• _Description of the task_
In the records that follow, show each line where the word "Blue" is present.

• • • • • • •

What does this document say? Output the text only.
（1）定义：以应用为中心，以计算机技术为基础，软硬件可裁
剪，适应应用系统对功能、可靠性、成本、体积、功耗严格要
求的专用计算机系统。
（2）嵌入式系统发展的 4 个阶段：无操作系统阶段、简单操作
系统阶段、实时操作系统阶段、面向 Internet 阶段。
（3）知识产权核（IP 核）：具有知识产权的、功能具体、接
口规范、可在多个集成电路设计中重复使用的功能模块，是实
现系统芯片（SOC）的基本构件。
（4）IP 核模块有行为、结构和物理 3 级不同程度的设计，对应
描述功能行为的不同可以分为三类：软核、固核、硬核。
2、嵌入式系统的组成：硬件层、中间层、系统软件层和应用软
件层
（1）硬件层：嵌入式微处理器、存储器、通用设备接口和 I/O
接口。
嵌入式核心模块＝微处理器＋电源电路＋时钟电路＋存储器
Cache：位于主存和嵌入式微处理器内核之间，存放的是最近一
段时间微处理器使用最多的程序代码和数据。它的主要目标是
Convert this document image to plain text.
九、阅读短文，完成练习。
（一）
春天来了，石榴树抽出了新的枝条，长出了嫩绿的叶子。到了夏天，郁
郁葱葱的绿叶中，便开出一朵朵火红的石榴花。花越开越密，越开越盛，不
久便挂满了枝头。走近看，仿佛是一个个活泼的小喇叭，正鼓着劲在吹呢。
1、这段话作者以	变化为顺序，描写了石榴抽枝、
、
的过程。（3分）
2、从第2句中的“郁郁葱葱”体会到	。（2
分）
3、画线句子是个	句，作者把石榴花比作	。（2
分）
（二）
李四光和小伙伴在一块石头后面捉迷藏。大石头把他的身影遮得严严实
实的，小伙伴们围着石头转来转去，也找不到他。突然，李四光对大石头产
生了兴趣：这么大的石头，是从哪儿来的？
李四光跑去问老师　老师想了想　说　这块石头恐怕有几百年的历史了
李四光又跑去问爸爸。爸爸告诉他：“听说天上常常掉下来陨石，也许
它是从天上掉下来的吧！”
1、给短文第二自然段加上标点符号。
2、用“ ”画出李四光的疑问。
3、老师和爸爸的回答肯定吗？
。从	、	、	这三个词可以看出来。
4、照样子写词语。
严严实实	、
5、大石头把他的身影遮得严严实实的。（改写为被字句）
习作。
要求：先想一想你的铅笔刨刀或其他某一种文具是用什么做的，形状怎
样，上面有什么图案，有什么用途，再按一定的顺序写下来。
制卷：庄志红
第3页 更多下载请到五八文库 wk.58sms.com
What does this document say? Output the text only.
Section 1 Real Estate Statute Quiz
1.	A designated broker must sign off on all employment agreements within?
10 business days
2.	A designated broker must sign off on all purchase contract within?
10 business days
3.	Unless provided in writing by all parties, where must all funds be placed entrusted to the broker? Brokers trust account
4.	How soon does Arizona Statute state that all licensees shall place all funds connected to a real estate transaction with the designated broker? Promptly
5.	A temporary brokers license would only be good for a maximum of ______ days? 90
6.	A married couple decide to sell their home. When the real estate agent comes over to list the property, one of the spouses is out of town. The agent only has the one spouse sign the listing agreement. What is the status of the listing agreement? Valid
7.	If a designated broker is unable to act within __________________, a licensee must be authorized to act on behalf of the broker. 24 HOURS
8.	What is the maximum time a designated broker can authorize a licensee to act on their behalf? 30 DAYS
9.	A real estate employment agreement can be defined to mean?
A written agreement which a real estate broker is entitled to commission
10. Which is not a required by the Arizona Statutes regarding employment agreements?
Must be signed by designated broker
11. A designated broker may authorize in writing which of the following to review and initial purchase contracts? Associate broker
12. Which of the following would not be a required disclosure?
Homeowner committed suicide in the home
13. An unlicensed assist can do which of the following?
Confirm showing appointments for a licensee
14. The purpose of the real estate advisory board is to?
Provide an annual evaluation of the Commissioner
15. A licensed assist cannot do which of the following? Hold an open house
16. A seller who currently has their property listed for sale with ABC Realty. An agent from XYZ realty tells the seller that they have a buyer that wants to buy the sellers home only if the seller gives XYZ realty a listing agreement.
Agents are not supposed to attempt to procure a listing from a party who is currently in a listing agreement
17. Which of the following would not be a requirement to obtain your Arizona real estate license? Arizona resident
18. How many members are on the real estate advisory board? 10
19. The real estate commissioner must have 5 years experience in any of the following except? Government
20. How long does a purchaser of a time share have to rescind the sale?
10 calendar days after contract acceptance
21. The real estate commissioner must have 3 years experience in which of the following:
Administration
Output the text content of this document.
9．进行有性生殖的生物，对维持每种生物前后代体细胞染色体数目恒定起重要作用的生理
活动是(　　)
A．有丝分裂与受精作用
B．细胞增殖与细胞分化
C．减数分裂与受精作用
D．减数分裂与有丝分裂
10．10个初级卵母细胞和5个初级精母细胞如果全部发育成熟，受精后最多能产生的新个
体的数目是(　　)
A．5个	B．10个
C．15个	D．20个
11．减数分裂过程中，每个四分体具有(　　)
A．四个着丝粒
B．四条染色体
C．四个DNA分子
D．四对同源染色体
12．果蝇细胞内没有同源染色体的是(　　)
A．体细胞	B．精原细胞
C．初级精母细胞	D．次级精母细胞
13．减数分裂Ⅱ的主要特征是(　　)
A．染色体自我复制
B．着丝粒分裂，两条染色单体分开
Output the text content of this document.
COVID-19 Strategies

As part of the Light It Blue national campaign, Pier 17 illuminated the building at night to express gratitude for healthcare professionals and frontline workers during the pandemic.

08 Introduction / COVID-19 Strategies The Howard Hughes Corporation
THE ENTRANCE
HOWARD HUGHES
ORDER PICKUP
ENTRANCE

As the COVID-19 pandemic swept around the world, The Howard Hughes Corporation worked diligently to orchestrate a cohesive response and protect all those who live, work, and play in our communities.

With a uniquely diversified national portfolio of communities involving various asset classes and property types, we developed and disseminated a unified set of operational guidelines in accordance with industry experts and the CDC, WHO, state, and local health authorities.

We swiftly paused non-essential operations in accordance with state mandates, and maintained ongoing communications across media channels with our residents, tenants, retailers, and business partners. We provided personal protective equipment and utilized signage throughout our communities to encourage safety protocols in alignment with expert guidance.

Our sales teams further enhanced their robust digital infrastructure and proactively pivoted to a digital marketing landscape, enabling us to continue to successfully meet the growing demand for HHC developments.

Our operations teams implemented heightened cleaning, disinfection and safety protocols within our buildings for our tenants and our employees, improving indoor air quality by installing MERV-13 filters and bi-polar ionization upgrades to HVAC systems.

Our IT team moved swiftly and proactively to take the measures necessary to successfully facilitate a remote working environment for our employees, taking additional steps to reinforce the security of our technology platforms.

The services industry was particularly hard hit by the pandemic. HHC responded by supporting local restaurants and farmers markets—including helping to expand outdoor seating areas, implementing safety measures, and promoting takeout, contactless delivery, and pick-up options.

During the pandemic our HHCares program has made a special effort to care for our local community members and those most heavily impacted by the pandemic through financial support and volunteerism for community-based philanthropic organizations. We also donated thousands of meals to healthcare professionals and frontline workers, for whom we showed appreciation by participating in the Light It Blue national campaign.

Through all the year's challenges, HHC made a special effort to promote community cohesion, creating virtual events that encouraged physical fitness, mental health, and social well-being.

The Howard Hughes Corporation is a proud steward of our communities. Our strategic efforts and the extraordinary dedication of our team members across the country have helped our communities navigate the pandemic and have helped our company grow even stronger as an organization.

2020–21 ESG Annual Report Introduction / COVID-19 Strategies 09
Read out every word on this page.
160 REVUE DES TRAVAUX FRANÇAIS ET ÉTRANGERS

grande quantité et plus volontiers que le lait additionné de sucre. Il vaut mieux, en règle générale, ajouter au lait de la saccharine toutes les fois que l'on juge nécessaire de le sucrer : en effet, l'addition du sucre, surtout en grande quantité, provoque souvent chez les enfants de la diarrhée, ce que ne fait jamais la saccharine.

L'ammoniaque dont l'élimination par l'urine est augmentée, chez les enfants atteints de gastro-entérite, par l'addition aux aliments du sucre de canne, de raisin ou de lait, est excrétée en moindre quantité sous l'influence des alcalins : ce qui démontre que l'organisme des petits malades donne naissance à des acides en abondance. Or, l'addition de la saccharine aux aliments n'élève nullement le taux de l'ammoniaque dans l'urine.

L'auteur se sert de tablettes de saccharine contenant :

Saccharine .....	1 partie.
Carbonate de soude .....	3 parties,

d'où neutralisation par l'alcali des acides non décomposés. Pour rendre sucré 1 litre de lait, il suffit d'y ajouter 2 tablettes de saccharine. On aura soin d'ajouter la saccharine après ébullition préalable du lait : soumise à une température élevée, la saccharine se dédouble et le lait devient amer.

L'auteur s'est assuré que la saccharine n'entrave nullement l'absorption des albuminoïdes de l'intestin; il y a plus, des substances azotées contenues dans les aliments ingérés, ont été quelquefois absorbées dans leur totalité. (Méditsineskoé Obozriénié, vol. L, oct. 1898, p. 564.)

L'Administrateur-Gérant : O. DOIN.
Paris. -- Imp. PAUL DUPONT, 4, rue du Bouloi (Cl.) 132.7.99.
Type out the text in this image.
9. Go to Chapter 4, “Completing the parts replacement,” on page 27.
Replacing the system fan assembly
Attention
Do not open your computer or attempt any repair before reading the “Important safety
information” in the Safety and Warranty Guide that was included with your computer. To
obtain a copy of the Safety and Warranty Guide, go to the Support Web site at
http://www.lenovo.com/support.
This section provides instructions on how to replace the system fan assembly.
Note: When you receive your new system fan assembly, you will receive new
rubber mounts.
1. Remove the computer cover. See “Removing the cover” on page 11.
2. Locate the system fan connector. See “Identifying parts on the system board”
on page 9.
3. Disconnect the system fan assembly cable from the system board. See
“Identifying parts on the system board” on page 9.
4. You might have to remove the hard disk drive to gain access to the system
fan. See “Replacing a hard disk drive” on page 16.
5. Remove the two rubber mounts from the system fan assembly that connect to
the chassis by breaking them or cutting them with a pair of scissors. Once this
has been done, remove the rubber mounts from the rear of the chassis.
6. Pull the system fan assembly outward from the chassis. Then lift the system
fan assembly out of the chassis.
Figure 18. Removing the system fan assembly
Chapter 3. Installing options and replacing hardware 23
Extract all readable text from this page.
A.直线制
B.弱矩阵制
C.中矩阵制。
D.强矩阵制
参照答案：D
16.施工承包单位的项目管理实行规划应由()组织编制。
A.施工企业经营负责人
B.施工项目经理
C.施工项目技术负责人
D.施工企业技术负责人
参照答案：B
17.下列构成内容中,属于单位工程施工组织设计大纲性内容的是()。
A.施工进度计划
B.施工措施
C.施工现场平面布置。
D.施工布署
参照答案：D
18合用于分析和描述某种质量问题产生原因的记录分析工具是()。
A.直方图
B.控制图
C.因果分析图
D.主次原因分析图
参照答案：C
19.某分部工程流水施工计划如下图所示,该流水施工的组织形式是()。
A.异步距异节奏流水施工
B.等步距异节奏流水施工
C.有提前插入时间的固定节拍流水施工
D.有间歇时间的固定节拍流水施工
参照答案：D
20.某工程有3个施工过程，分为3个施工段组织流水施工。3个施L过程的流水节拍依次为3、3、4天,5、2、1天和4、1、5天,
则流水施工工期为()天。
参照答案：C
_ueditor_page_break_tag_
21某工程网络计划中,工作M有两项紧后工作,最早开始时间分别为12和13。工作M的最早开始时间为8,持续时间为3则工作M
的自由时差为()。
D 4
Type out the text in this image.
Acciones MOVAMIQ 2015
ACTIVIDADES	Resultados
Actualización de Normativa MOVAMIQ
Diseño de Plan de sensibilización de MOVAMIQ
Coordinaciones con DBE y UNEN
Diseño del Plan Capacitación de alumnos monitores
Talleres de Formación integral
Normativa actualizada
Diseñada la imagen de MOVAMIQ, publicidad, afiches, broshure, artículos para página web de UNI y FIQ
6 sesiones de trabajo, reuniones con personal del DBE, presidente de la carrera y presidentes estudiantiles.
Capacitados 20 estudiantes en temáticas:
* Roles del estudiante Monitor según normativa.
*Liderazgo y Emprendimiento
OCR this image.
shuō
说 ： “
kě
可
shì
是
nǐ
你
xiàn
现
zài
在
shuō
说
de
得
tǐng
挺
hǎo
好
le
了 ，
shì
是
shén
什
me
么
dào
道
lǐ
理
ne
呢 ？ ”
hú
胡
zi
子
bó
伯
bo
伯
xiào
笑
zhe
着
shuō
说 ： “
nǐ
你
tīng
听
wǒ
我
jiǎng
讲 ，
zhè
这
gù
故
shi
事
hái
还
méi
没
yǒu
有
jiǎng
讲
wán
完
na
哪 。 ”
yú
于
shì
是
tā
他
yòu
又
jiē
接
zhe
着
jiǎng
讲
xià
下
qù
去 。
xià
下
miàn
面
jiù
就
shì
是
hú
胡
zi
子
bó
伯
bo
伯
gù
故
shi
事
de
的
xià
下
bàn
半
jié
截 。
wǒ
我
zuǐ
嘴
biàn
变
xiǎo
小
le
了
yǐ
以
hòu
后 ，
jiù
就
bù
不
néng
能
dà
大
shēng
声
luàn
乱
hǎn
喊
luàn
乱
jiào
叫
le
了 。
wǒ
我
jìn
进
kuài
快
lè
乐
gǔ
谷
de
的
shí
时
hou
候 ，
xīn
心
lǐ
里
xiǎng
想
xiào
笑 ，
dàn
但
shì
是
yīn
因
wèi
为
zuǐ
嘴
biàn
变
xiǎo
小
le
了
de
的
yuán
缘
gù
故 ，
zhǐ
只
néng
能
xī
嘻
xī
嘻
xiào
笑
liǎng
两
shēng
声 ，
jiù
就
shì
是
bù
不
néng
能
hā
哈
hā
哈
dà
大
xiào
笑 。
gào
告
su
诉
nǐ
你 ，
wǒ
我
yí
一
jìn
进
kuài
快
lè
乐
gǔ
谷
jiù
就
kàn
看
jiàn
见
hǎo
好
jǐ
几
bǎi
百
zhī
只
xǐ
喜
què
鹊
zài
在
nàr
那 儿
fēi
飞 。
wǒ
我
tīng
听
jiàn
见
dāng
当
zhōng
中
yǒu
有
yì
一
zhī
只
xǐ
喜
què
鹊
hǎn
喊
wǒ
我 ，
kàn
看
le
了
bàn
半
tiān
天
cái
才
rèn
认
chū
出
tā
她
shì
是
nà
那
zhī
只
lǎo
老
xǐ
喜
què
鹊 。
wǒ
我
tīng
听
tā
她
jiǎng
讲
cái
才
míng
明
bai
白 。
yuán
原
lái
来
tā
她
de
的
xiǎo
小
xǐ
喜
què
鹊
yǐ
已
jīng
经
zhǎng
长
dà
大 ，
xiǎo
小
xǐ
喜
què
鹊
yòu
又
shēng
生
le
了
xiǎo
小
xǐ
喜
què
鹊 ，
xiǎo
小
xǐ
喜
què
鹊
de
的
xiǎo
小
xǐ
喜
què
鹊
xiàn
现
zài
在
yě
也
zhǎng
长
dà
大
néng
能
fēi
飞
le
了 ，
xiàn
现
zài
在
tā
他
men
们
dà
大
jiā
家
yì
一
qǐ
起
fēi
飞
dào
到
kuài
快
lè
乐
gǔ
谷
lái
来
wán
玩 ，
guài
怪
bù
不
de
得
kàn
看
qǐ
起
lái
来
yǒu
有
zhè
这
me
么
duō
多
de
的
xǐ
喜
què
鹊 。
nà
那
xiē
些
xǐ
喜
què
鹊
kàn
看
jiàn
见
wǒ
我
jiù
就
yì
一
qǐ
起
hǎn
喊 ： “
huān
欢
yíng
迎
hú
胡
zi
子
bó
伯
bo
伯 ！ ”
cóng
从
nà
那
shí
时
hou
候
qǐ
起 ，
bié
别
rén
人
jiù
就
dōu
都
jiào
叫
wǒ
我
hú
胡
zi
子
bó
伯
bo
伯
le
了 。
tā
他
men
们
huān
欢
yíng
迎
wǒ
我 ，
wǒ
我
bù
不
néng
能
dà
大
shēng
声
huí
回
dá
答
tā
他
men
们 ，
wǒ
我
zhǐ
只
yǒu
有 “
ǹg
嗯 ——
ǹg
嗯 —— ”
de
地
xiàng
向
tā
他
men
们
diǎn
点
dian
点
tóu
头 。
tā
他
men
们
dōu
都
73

• • • • • • •

• _Full answer_
As part of the Light It Blue national campaign, Pier 17 illuminated the building at night to express gratitude for healthcare professionals and frontline workers during the pandemic.
During the pandemic our HHCares program has made a special effort to care for our local community members and those most heavily impacted by the pandemic through financial support and volunteerism for community-based philanthropic organizations. We also donated thousands of meals to healthcare professionals and frontline workers, for whom we showed appreciation by participating in the Light It Blue national campaign.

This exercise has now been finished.